| What you should do |
Omit every picture, then give all the entries again exactly.
↓
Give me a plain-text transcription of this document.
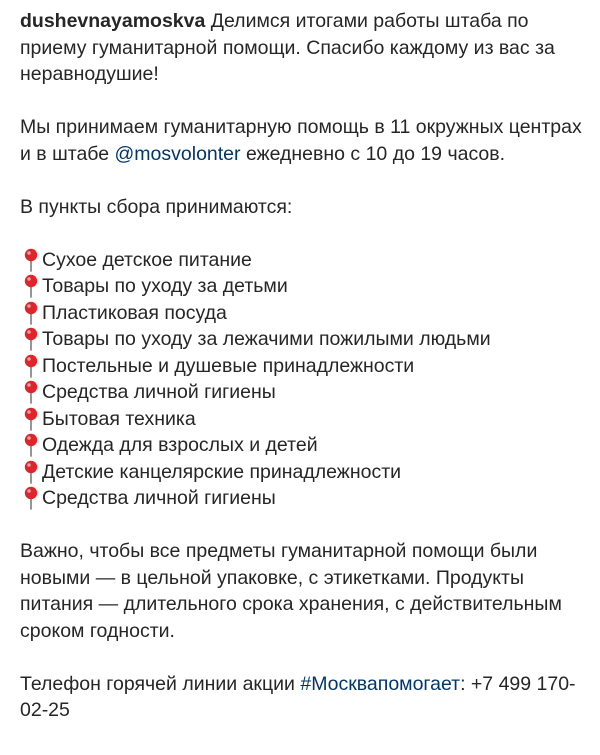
dushevnayamoskva Делимся итогами работы штаба по приему гуманитарной помощи. Спасибо каждому из вас за неравнодушие!

Мы принимаем гуманитарную помощь в 11 окружных центрах и в штабе @mosvolonter ежедневно с 10 до 19 часов.

В пункты сбора принимаются:

Сухое детское питание
Товары по уходу за детьми
Пластиковая посуда
Товары по уходу за лежачими пожилыми людьми
Постельные и душевые принадлежности
Средства личной гигиены
Бытовая техника
Одежда для взрослых и детей
Детские канцелярские принадлежности
Средства личной гигиены

Важно, чтобы все предметы гуманитарной помощи были новыми — в цельной упаковке, с этикетками. Продукты питания — длительного срока хранения, с действительным сроком годности.

Телефон горячей линии акции #Москвапомогает: +7 499 170-02-25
↑
| Response to the task |
Give me a plain-text transcription of this document.
dushevnayamoskva Делимся итогами работы штаба по приему гуманитарной помощи. Спасибо каждому из вас за неравнодушие!

Мы принимаем гуманитарную помощь в 11 окружных центрах и в штабе @mosvolonter ежедневно с 10 до 19 часов.

В пункты сбора принимаются:

Сухое детское питание
Товары по уходу за детьми
Пластиковая посуда
Товары по уходу за лежачими пожилыми людьми
Постельные и душевые принадлежности
Средства личной гигиены
Бытовая техника
Одежда для взрослых и детей
Детские канцелярские принадлежности
Средства личной гигиены

Важно, чтобы все предметы гуманитарной помощи были новыми — в цельной упаковке, с этикетками. Продукты питания — длительного срока хранения, с действительным сроком годности.

Телефон горячей линии акции #Москвапомогает: +7 499 170-02-25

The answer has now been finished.